## The problem
Reproduce the data in its entirety, exactly as supplied.
....
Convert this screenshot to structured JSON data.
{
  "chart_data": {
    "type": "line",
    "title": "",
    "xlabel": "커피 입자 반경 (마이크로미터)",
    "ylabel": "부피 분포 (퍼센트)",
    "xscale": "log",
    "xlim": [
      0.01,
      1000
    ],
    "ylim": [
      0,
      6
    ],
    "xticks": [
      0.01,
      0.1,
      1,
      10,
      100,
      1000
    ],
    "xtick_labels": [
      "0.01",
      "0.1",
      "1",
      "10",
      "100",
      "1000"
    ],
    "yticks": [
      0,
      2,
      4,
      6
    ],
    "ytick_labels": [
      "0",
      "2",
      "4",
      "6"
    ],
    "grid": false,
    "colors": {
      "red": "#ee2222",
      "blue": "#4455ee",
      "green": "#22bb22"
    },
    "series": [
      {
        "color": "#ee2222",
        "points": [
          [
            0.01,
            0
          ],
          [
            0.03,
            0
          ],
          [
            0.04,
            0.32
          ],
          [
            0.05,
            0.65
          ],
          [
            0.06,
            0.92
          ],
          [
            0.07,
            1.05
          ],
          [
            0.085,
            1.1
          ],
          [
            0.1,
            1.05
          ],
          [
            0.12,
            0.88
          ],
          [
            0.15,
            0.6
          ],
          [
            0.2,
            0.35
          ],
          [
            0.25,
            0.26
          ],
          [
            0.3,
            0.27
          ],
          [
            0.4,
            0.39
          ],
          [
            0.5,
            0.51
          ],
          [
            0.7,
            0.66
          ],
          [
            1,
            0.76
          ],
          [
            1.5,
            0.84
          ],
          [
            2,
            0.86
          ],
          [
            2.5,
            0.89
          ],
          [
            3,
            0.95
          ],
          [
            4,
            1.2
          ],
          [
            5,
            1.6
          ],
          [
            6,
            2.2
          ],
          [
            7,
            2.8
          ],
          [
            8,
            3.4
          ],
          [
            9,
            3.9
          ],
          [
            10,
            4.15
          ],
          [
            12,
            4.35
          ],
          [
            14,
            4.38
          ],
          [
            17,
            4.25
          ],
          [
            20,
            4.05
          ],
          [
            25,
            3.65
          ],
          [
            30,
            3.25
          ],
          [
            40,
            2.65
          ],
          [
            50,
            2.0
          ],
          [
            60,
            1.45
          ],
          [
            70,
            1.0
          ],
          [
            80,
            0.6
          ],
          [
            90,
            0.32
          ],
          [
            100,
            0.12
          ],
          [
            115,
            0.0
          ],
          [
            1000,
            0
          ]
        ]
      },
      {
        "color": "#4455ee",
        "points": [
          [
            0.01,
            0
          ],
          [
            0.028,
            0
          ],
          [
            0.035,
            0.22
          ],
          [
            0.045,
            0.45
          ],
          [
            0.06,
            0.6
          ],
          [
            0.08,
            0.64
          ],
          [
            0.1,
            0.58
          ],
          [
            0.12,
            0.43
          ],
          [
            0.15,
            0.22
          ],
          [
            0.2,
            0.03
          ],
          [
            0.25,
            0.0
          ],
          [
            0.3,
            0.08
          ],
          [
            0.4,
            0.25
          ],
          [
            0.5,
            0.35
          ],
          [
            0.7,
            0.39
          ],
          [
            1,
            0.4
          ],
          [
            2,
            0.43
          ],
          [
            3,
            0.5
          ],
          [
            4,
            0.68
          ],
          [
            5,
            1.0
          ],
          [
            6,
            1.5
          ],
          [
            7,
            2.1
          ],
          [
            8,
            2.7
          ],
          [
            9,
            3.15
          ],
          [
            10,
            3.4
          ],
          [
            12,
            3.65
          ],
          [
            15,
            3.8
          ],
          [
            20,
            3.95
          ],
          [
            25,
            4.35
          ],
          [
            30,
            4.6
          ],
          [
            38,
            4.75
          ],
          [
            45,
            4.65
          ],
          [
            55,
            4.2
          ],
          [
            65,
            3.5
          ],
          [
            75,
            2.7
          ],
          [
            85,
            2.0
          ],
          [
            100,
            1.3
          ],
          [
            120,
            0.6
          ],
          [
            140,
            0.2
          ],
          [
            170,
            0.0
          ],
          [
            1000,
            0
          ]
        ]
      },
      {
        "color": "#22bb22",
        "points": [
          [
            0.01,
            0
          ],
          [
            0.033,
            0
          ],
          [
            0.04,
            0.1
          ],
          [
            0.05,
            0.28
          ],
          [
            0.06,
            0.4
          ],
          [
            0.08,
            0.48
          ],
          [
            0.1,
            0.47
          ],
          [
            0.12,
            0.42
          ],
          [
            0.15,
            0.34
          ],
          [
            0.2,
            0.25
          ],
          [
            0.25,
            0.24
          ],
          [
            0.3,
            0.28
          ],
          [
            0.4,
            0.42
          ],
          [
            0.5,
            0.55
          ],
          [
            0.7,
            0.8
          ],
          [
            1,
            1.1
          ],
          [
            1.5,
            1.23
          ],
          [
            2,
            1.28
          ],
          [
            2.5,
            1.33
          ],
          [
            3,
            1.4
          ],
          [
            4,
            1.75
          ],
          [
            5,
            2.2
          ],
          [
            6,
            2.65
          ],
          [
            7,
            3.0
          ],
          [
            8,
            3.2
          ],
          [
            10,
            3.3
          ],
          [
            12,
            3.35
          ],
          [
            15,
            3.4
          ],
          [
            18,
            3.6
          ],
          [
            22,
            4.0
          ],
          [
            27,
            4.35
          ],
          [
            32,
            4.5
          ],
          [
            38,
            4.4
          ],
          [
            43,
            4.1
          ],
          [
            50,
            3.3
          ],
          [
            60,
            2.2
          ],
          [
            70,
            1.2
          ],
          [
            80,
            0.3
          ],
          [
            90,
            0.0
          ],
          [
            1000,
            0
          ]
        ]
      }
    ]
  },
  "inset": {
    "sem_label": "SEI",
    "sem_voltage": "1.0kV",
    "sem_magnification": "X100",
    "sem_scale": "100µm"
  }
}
....
## The reply
Convert this screenshot to structured JSON data.
{
  "chart_data": {
    "type": "line",
    "title": "",
    "xlabel": "커피 입자 반경 (마이크로미터)",
    "ylabel": "부피 분포 (퍼센트)",
    "xscale": "log",
    "xlim": [
      0.01,
      1000
    ],
    "ylim": [
      0,
      6
    ],
    "xticks": [
      0.01,
      0.1,
      1,
      10,
      100,
      1000
    ],
    "xtick_labels": [
      "0.01",
      "0.1",
      "1",
      "10",
      "100",
      "1000"
    ],
    "yticks": [
      0,
      2,
      4,
      6
    ],
    "ytick_labels": [
      "0",
      "2",
      "4",
      "6"
    ],
    "grid": false,
    "colors": {
      "red": "#ee2222",
      "blue": "#4455ee",
      "green": "#22bb22"
    },
    "series": [
      {
        "color": "#ee2222",
        "points": [
          [
            0.01,
            0
          ],
          [
            0.03,
            0
          ],
          [
            0.04,
            0.32
          ],
          [
            0.05,
            0.65
          ],
          [
            0.06,
            0.92
          ],
          [
            0.07,
            1.05
          ],
          [
            0.085,
            1.1
          ],
          [
            0.1,
            1.05
          ],
          [
            0.12,
            0.88
          ],
          [
            0.15,
            0.6
          ],
          [
            0.2,
            0.35
          ],
          [
            0.25,
            0.26
          ],
          [
            0.3,
            0.27
          ],
          [
            0.4,
            0.39
          ],
          [
            0.5,
            0.51
          ],
          [
            0.7,
            0.66
          ],
          [
            1,
            0.76
          ],
          [
            1.5,
            0.84
          ],
          [
            2,
            0.86
          ],
          [
            2.5,
            0.89
          ],
          [
            3,
            0.95
          ],
          [
            4,
            1.2
          ],
          [
            5,
            1.6
          ],
          [
            6,
            2.2
          ],
          [
            7,
            2.8
          ],
          [
            8,
            3.4
          ],
          [
            9,
            3.9
          ],
          [
            10,
            4.15
          ],
          [
            12,
            4.35
          ],
          [
            14,
            4.38
          ],
          [
            17,
            4.25
          ],
          [
            20,
            4.05
          ],
          [
            25,
            3.65
          ],
          [
            30,
            3.25
          ],
          [
            40,
            2.65
          ],
          [
            50,
            2.0
          ],
          [
            60,
            1.45
          ],
          [
            70,
            1.0
          ],
          [
            80,
            0.6
          ],
          [
            90,
            0.32
          ],
          [
            100,
            0.12
          ],
          [
            115,
            0.0
          ],
          [
            1000,
            0
          ]
        ]
      },
      {
        "color": "#4455ee",
        "points": [
          [
            0.01,
            0
          ],
          [
            0.028,
            0
          ],
          [
            0.035,
            0.22
          ],
          [
            0.045,
            0.45
          ],
          [
            0.06,
            0.6
          ],
          [
            0.08,
            0.64
          ],
          [
            0.1,
            0.58
          ],
          [
            0.12,
            0.43
          ],
          [
            0.15,
            0.22
          ],
          [
            0.2,
            0.03
          ],
          [
            0.25,
            0.0
          ],
          [
            0.3,
            0.08
          ],
          [
            0.4,
            0.25
          ],
          [
            0.5,
            0.35
          ],
          [
            0.7,
            0.39
          ],
          [
            1,
            0.4
          ],
          [
            2,
            0.43
          ],
          [
            3,
            0.5
          ],
          [
            4,
            0.68
          ],
          [
            5,
            1.0
          ],
          [
            6,
            1.5
          ],
          [
            7,
            2.1
          ],
          [
            8,
            2.7
          ],
          [
            9,
            3.15
          ],
          [
            10,
            3.4
          ],
          [
            12,
            3.65
          ],
          [
            15,
            3.8
          ],
          [
            20,
            3.95
          ],
          [
            25,
            4.35
          ],
          [
            30,
            4.6
          ],
          [
            38,
            4.75
          ],
          [
            45,
            4.65
          ],
          [
            55,
            4.2
          ],
          [
            65,
            3.5
          ],
          [
            75,
            2.7
          ],
          [
            85,
            2.0
          ],
          [
            100,
            1.3
          ],
          [
            120,
            0.6
          ],
          [
            140,
            0.2
          ],
          [
            170,
            0.0
          ],
          [
            1000,
            0
          ]
        ]
      },
      {
        "color": "#22bb22",
        "points": [
          [
            0.01,
            0
          ],
          [
            0.033,
            0
          ],
          [
            0.04,
            0.1
          ],
          [
            0.05,
            0.28
          ],
          [
            0.06,
            0.4
          ],
          [
            0.08,
            0.48
          ],
          [
            0.1,
            0.47
          ],
          [
            0.12,
            0.42
          ],
          [
            0.15,
            0.34
          ],
          [
            0.2,
            0.25
          ],
          [
            0.25,
            0.24
          ],
          [
            0.3,
            0.28
          ],
          [
            0.4,
            0.42
          ],
          [
            0.5,
            0.55
          ],
          [
            0.7,
            0.8
          ],
          [
            1,
            1.1
          ],
          [
            1.5,
            1.23
          ],
          [
            2,
            1.28
          ],
          [
            2.5,
            1.33
          ],
          [
            3,
            1.4
          ],
          [
            4,
            1.75
          ],
          [
            5,
            2.2
          ],
          [
            6,
            2.65
          ],
          [
            7,
            3.0
          ],
          [
            8,
            3.2
          ],
          [
            10,
            3.3
          ],
          [
            12,
            3.35
          ],
          [
            15,
            3.4
          ],
          [
            18,
            3.6
          ],
          [
            22,
            4.0
          ],
          [
            27,
            4.35
          ],
          [
            32,
            4.5
          ],
          [
            38,
            4.4
          ],
          [
            43,
            4.1
          ],
          [
            50,
            3.3
          ],
          [
            60,
            2.2
          ],
          [
            70,
            1.2
          ],
          [
            80,
            0.3
          ],
          [
            90,
            0.0
          ],
          [
            1000,
            0
          ]
        ]
      }
    ]
  },
  "inset": {
    "sem_label": "SEI",
    "sem_voltage": "1.0kV",
    "sem_magnification": "X100",
    "sem_scale": "100µm"
  }
}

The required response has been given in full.